Begin Dataset rows

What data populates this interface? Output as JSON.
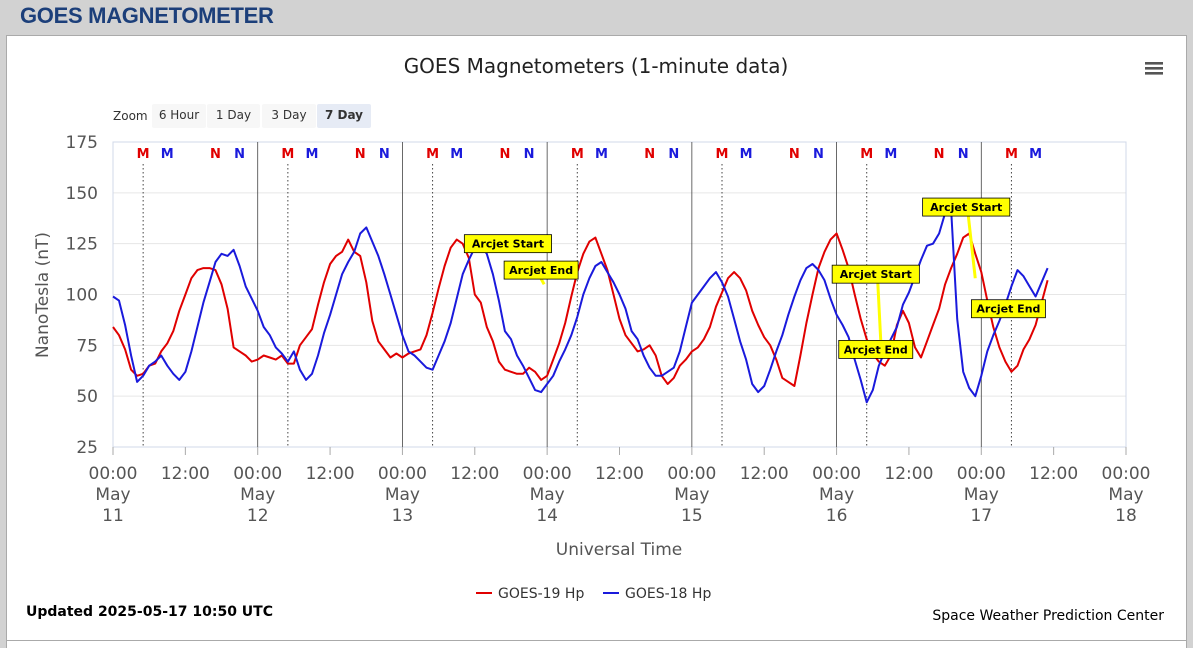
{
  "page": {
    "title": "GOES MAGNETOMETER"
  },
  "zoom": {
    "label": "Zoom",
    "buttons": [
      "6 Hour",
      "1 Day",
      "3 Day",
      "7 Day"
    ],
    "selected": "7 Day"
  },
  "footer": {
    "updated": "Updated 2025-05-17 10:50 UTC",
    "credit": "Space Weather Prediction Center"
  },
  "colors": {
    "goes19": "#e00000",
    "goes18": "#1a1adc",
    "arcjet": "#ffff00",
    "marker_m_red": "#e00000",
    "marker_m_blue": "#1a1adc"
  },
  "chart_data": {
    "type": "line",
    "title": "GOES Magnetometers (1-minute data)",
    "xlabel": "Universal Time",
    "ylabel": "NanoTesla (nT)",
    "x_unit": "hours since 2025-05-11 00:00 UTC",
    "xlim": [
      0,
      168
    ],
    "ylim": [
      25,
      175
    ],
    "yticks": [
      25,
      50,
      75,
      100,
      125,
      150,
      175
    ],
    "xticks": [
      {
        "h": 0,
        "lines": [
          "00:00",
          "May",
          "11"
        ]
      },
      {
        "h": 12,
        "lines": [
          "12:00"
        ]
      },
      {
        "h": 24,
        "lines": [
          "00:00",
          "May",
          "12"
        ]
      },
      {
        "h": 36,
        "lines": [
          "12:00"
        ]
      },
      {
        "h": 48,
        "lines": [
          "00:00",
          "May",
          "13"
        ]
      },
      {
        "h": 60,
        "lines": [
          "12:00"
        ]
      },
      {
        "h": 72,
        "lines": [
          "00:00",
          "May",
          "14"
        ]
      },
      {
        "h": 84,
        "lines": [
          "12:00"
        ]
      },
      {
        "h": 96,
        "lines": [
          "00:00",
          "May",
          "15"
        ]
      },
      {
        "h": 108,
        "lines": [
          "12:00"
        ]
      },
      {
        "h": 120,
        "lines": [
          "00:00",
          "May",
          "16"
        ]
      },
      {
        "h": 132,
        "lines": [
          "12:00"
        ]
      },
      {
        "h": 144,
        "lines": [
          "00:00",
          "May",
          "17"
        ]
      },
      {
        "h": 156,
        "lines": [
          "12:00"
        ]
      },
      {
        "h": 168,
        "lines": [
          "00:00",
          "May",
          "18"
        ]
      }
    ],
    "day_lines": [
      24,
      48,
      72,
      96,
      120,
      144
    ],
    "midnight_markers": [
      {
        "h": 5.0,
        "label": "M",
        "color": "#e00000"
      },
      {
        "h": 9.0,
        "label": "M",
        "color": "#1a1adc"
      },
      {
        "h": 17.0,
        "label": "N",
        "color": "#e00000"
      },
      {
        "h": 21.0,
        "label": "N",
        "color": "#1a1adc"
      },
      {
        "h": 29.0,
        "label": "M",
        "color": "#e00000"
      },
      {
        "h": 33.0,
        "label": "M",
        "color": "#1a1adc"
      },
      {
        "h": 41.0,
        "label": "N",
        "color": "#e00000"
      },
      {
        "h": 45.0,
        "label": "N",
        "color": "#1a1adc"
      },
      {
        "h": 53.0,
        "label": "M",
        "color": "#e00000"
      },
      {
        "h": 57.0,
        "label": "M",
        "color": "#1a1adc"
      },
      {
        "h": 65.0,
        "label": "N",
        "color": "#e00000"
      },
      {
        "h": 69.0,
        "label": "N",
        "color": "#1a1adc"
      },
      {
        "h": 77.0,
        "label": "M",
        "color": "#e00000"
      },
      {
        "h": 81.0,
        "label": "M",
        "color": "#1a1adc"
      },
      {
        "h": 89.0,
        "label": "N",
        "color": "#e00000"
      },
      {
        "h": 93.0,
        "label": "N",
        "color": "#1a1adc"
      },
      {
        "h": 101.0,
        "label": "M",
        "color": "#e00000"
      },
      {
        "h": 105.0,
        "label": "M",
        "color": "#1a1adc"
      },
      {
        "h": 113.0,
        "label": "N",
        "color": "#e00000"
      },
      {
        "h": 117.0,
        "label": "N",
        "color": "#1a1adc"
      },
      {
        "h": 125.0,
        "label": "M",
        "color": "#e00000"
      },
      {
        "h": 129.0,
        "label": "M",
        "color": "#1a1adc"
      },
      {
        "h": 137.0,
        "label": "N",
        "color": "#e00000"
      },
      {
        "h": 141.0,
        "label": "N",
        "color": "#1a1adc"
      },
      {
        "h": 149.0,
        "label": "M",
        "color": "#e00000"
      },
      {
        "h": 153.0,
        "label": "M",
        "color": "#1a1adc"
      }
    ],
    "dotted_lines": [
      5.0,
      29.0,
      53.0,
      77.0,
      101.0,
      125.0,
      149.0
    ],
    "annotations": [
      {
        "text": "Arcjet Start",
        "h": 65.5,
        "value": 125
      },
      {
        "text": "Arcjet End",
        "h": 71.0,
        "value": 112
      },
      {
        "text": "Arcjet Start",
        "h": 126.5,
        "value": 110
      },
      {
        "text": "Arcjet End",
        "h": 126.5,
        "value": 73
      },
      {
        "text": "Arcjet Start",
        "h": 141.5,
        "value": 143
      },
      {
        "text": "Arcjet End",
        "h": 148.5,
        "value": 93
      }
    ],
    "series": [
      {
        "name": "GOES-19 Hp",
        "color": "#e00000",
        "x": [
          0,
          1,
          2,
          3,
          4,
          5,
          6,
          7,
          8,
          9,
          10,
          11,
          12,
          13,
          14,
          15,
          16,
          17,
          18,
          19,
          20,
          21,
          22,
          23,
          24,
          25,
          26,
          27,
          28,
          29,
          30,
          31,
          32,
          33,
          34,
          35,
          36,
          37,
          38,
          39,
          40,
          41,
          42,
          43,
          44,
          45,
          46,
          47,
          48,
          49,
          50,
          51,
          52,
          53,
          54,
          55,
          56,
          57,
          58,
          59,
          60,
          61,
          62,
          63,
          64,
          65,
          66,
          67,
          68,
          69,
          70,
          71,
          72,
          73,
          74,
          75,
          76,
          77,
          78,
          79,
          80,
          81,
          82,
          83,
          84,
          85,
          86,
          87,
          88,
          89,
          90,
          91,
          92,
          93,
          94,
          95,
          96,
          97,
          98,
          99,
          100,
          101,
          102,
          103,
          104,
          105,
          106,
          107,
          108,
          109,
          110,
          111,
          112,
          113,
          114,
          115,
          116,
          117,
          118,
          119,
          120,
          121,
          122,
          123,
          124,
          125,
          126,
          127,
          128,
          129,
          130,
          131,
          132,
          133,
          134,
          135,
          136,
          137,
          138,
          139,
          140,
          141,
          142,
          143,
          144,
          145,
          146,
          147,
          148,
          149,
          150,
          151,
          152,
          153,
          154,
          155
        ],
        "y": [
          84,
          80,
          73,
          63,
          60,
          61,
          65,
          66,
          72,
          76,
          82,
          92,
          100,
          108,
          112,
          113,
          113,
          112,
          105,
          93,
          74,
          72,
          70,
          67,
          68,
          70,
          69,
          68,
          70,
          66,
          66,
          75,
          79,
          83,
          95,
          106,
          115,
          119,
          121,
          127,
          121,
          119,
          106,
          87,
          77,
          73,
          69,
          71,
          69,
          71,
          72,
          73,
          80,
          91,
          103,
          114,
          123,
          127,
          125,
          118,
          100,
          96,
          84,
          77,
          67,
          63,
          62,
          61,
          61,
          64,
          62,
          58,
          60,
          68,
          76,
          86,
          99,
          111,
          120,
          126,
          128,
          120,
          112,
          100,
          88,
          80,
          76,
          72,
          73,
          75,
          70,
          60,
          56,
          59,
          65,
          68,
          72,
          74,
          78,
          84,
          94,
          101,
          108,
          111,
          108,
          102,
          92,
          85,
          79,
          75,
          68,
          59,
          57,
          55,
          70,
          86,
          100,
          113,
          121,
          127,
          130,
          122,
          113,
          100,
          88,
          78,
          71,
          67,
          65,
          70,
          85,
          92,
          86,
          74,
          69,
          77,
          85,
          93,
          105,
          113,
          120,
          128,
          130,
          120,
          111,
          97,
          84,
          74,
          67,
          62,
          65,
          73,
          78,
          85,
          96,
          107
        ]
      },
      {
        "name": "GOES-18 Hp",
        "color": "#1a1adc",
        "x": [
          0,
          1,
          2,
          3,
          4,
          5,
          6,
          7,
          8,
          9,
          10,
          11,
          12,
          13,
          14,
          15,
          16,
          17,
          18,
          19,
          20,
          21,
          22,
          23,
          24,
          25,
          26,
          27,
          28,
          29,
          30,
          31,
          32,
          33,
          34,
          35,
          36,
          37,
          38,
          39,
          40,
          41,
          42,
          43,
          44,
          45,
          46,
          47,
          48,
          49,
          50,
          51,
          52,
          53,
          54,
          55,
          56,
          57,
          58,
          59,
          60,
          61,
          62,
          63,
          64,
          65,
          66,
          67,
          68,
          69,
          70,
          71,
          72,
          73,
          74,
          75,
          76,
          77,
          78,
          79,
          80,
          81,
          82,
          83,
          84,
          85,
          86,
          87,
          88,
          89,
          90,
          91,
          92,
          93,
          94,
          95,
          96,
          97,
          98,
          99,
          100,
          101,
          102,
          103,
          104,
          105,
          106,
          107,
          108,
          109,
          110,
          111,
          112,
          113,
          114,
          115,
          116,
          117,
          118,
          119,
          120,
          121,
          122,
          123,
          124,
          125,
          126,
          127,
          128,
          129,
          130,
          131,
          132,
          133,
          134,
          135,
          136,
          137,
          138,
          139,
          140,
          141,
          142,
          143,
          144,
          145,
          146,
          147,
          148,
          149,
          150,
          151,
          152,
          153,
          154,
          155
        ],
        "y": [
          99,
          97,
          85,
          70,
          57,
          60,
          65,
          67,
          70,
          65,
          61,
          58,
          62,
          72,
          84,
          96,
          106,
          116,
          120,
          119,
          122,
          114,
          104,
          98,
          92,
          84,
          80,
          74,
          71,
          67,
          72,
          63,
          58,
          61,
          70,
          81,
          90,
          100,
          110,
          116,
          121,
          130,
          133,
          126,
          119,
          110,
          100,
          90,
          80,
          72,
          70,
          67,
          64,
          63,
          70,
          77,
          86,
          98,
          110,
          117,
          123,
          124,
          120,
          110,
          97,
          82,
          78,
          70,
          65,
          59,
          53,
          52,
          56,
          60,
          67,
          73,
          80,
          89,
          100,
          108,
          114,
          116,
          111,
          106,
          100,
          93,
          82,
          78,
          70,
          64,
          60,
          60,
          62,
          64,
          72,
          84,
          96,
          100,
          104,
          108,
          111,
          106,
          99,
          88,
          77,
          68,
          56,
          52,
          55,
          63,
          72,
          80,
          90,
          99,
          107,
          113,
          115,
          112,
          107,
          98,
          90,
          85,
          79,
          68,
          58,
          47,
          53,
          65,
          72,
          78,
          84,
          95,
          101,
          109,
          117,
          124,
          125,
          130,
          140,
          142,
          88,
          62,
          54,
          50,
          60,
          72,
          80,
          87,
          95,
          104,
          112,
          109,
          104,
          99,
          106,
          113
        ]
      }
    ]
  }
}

End Dataset rows
Begin Dataset rows

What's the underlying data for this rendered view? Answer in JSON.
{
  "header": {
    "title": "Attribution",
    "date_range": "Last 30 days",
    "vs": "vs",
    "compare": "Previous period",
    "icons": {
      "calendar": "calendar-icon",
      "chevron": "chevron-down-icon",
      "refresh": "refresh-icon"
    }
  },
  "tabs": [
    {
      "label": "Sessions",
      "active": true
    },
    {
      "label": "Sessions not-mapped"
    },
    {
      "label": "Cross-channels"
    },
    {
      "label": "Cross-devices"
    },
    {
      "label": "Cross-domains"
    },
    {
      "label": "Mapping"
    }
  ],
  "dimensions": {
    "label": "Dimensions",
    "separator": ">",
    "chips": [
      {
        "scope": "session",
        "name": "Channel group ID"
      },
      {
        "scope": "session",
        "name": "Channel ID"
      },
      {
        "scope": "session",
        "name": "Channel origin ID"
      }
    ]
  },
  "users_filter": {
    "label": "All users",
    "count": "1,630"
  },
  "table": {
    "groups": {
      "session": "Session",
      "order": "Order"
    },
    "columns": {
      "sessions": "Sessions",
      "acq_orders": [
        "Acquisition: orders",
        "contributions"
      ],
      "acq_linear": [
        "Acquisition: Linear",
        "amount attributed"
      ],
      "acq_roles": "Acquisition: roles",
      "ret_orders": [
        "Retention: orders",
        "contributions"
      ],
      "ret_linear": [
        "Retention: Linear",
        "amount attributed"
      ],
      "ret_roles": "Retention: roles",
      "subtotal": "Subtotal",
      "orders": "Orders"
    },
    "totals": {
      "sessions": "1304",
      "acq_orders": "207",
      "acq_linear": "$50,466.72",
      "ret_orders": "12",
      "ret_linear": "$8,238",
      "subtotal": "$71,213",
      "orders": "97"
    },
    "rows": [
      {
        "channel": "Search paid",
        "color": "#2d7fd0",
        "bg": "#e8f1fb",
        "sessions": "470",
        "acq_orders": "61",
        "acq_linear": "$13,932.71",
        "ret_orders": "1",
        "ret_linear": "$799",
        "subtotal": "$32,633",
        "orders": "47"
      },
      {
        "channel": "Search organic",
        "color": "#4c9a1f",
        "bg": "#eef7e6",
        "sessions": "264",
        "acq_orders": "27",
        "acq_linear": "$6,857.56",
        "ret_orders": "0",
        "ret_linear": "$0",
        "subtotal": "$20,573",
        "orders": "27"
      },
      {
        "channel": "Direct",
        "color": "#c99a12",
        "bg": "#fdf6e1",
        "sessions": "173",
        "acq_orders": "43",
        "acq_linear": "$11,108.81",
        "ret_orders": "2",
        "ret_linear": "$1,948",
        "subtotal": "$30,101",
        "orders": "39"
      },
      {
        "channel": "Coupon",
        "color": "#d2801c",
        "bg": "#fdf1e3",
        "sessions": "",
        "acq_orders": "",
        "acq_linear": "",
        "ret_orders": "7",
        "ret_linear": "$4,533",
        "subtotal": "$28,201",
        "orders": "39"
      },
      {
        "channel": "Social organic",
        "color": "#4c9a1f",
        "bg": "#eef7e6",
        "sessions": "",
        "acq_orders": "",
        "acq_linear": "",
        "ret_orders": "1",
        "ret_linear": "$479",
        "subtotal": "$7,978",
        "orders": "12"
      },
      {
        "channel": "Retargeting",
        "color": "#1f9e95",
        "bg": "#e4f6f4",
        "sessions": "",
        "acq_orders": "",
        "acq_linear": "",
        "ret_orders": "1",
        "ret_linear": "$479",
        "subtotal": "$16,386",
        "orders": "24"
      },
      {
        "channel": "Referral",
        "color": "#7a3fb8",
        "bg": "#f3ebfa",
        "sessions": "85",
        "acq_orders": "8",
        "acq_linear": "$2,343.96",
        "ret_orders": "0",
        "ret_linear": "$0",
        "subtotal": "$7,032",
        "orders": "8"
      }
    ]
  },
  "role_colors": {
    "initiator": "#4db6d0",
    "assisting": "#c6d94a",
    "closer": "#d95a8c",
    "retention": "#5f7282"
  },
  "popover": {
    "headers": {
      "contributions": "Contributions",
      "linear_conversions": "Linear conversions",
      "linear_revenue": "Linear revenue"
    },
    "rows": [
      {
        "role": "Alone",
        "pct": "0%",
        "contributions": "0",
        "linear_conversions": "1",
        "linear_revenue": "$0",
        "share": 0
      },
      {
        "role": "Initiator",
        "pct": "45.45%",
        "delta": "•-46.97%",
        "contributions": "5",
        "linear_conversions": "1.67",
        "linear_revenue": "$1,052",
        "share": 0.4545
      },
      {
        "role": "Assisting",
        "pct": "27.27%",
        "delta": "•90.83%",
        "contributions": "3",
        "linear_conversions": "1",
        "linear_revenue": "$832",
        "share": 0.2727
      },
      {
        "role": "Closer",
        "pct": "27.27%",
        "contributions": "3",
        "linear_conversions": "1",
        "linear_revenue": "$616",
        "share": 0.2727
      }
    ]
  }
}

End Dataset rows

__Work to be completed__
Only lines that contain the word "Search" are wanted; copy each of them.

__Full answer__
        "channel": "Search paid",
        "channel": "Search organic",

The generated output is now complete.